───── Material provided

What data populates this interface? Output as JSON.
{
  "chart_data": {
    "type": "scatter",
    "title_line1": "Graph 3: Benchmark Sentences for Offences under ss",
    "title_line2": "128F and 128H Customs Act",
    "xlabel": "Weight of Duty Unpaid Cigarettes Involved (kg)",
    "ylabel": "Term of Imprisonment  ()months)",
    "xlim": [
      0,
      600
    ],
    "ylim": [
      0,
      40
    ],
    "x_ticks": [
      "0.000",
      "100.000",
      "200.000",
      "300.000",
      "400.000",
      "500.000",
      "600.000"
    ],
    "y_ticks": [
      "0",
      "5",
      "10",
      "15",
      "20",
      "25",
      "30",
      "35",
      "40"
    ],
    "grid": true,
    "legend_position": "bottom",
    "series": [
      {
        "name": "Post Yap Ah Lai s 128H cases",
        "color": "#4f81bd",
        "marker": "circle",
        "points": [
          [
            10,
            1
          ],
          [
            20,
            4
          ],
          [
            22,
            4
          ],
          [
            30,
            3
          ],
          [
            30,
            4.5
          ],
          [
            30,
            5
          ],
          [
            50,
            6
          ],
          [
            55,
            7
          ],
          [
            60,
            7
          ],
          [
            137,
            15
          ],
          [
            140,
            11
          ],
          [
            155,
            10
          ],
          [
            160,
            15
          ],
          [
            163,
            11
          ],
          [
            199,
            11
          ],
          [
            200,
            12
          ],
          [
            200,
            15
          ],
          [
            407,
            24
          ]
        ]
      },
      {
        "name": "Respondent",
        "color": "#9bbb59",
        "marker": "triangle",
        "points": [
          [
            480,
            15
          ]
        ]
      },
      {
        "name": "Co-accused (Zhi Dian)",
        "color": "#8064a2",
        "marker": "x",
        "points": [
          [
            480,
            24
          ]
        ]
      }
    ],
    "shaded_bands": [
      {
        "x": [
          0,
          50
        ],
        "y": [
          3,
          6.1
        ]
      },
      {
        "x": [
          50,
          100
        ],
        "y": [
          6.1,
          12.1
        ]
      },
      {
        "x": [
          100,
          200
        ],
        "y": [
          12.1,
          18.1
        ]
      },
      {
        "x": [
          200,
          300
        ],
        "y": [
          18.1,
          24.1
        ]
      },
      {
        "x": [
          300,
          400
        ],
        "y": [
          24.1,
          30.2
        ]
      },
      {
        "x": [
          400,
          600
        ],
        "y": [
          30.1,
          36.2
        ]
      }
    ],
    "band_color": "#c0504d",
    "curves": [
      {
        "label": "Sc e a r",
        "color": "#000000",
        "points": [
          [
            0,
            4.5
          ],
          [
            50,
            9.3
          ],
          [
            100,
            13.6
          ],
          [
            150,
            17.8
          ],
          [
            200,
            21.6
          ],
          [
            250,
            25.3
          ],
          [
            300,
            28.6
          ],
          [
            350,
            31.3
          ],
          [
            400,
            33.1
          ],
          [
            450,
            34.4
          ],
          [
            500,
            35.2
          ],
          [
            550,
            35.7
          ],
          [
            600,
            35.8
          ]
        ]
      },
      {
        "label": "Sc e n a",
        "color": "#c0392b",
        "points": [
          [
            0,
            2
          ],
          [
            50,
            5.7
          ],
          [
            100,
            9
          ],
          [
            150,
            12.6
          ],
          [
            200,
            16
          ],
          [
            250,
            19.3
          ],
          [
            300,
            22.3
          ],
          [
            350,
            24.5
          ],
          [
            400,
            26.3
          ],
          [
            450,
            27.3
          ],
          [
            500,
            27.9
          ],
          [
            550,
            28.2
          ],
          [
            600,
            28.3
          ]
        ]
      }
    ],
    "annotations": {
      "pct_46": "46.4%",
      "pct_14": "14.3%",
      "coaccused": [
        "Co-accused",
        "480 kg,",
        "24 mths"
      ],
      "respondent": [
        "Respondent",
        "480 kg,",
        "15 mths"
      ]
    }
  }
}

──────────

# Written problem
Each line of the material above needs to be quoted exactly, please.

# Exercise output
What data populates this interface? Output as JSON.
{
  "chart_data": {
    "type": "scatter",
    "title_line1": "Graph 3: Benchmark Sentences for Offences under ss",
    "title_line2": "128F and 128H Customs Act",
    "xlabel": "Weight of Duty Unpaid Cigarettes Involved (kg)",
    "ylabel": "Term of Imprisonment  ()months)",
    "xlim": [
      0,
      600
    ],
    "ylim": [
      0,
      40
    ],
    "x_ticks": [
      "0.000",
      "100.000",
      "200.000",
      "300.000",
      "400.000",
      "500.000",
      "600.000"
    ],
    "y_ticks": [
      "0",
      "5",
      "10",
      "15",
      "20",
      "25",
      "30",
      "35",
      "40"
    ],
    "grid": true,
    "legend_position": "bottom",
    "series": [
      {
        "name": "Post Yap Ah Lai s 128H cases",
        "color": "#4f81bd",
        "marker": "circle",
        "points": [
          [
            10,
            1
          ],
          [
            20,
            4
          ],
          [
            22,
            4
          ],
          [
            30,
            3
          ],
          [
            30,
            4.5
          ],
          [
            30,
            5
          ],
          [
            50,
            6
          ],
          [
            55,
            7
          ],
          [
            60,
            7
          ],
          [
            137,
            15
          ],
          [
            140,
            11
          ],
          [
            155,
            10
          ],
          [
            160,
            15
          ],
          [
            163,
            11
          ],
          [
            199,
            11
          ],
          [
            200,
            12
          ],
          [
            200,
            15
          ],
          [
            407,
            24
          ]
        ]
      },
      {
        "name": "Respondent",
        "color": "#9bbb59",
        "marker": "triangle",
        "points": [
          [
            480,
            15
          ]
        ]
      },
      {
        "name": "Co-accused (Zhi Dian)",
        "color": "#8064a2",
        "marker": "x",
        "points": [
          [
            480,
            24
          ]
        ]
      }
    ],
    "shaded_bands": [
      {
        "x": [
          0,
          50
        ],
        "y": [
          3,
          6.1
        ]
      },
      {
        "x": [
          50,
          100
        ],
        "y": [
          6.1,
          12.1
        ]
      },
      {
        "x": [
          100,
          200
        ],
        "y": [
          12.1,
          18.1
        ]
      },
      {
        "x": [
          200,
          300
        ],
        "y": [
          18.1,
          24.1
        ]
      },
      {
        "x": [
          300,
          400
        ],
        "y": [
          24.1,
          30.2
        ]
      },
      {
        "x": [
          400,
          600
        ],
        "y": [
          30.1,
          36.2
        ]
      }
    ],
    "band_color": "#c0504d",
    "curves": [
      {
        "label": "Sc e a r",
        "color": "#000000",
        "points": [
          [
            0,
            4.5
          ],
          [
            50,
            9.3
          ],
          [
            100,
            13.6
          ],
          [
            150,
            17.8
          ],
          [
            200,
            21.6
          ],
          [
            250,
            25.3
          ],
          [
            300,
            28.6
          ],
          [
            350,
            31.3
          ],
          [
            400,
            33.1
          ],
          [
            450,
            34.4
          ],
          [
            500,
            35.2
          ],
          [
            550,
            35.7
          ],
          [
            600,
            35.8
          ]
        ]
      },
      {
        "label": "Sc e n a",
        "color": "#c0392b",
        "points": [
          [
            0,
            2
          ],
          [
            50,
            5.7
          ],
          [
            100,
            9
          ],
          [
            150,
            12.6
          ],
          [
            200,
            16
          ],
          [
            250,
            19.3
          ],
          [
            300,
            22.3
          ],
          [
            350,
            24.5
          ],
          [
            400,
            26.3
          ],
          [
            450,
            27.3
          ],
          [
            500,
            27.9
          ],
          [
            550,
            28.2
          ],
          [
            600,
            28.3
          ]
        ]
      }
    ],
    "annotations": {
      "pct_46": "46.4%",
      "pct_14": "14.3%",
      "coaccused": [
        "Co-accused",
        "480 kg,",
        "24 mths"
      ],
      "respondent": [
        "Respondent",
        "480 kg,",
        "15 mths"
      ]
    }
  }
}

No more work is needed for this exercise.